*YOUR GOAL*. All the data should come back exactly as it was given.

%%

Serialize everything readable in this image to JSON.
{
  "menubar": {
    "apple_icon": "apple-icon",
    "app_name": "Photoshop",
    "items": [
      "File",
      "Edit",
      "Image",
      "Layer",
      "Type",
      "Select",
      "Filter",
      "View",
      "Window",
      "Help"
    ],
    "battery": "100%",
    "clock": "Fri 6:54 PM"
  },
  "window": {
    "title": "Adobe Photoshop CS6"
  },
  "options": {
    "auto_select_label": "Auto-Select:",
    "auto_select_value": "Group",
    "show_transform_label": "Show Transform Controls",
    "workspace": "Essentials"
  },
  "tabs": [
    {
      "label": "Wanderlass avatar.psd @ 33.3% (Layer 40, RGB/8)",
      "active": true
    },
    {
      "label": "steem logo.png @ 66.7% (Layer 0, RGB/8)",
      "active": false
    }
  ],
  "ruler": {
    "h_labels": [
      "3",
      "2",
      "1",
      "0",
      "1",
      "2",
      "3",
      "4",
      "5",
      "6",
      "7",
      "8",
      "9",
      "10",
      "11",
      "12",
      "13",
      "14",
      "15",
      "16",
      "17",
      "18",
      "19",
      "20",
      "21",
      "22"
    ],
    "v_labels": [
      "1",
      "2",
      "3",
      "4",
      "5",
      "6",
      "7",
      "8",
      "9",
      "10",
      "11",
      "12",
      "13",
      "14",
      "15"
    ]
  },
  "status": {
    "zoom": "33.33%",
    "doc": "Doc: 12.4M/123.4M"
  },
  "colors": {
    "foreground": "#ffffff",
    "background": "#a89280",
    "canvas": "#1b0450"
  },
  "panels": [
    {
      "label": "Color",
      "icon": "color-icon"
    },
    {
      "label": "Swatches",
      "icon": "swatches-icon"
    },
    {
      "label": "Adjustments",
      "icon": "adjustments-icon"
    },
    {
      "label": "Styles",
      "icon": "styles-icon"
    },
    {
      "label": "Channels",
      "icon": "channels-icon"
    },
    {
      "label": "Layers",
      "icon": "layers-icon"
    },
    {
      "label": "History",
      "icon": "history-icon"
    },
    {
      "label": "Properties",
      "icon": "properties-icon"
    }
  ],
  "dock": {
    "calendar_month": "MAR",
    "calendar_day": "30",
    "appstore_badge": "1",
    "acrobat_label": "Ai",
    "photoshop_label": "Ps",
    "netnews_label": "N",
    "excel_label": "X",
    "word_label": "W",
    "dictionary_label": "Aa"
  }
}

%%

*RIGHT ANSWER*.
Serialize everything readable in this image to JSON.
{
  "menubar": {
    "apple_icon": "apple-icon",
    "app_name": "Photoshop",
    "items": [
      "File",
      "Edit",
      "Image",
      "Layer",
      "Type",
      "Select",
      "Filter",
      "View",
      "Window",
      "Help"
    ],
    "battery": "100%",
    "clock": "Fri 6:54 PM"
  },
  "window": {
    "title": "Adobe Photoshop CS6"
  },
  "options": {
    "auto_select_label": "Auto-Select:",
    "auto_select_value": "Group",
    "show_transform_label": "Show Transform Controls",
    "workspace": "Essentials"
  },
  "tabs": [
    {
      "label": "Wanderlass avatar.psd @ 33.3% (Layer 40, RGB/8)",
      "active": true
    },
    {
      "label": "steem logo.png @ 66.7% (Layer 0, RGB/8)",
      "active": false
    }
  ],
  "ruler": {
    "h_labels": [
      "3",
      "2",
      "1",
      "0",
      "1",
      "2",
      "3",
      "4",
      "5",
      "6",
      "7",
      "8",
      "9",
      "10",
      "11",
      "12",
      "13",
      "14",
      "15",
      "16",
      "17",
      "18",
      "19",
      "20",
      "21",
      "22"
    ],
    "v_labels": [
      "1",
      "2",
      "3",
      "4",
      "5",
      "6",
      "7",
      "8",
      "9",
      "10",
      "11",
      "12",
      "13",
      "14",
      "15"
    ]
  },
  "status": {
    "zoom": "33.33%",
    "doc": "Doc: 12.4M/123.4M"
  },
  "colors": {
    "foreground": "#ffffff",
    "background": "#a89280",
    "canvas": "#1b0450"
  },
  "panels": [
    {
      "label": "Color",
      "icon": "color-icon"
    },
    {
      "label": "Swatches",
      "icon": "swatches-icon"
    },
    {
      "label": "Adjustments",
      "icon": "adjustments-icon"
    },
    {
      "label": "Styles",
      "icon": "styles-icon"
    },
    {
      "label": "Channels",
      "icon": "channels-icon"
    },
    {
      "label": "Layers",
      "icon": "layers-icon"
    },
    {
      "label": "History",
      "icon": "history-icon"
    },
    {
      "label": "Properties",
      "icon": "properties-icon"
    }
  ],
  "dock": {
    "calendar_month": "MAR",
    "calendar_day": "30",
    "appstore_badge": "1",
    "acrobat_label": "Ai",
    "photoshop_label": "Ps",
    "netnews_label": "N",
    "excel_label": "X",
    "word_label": "W",
    "dictionary_label": "Aa"
  }
}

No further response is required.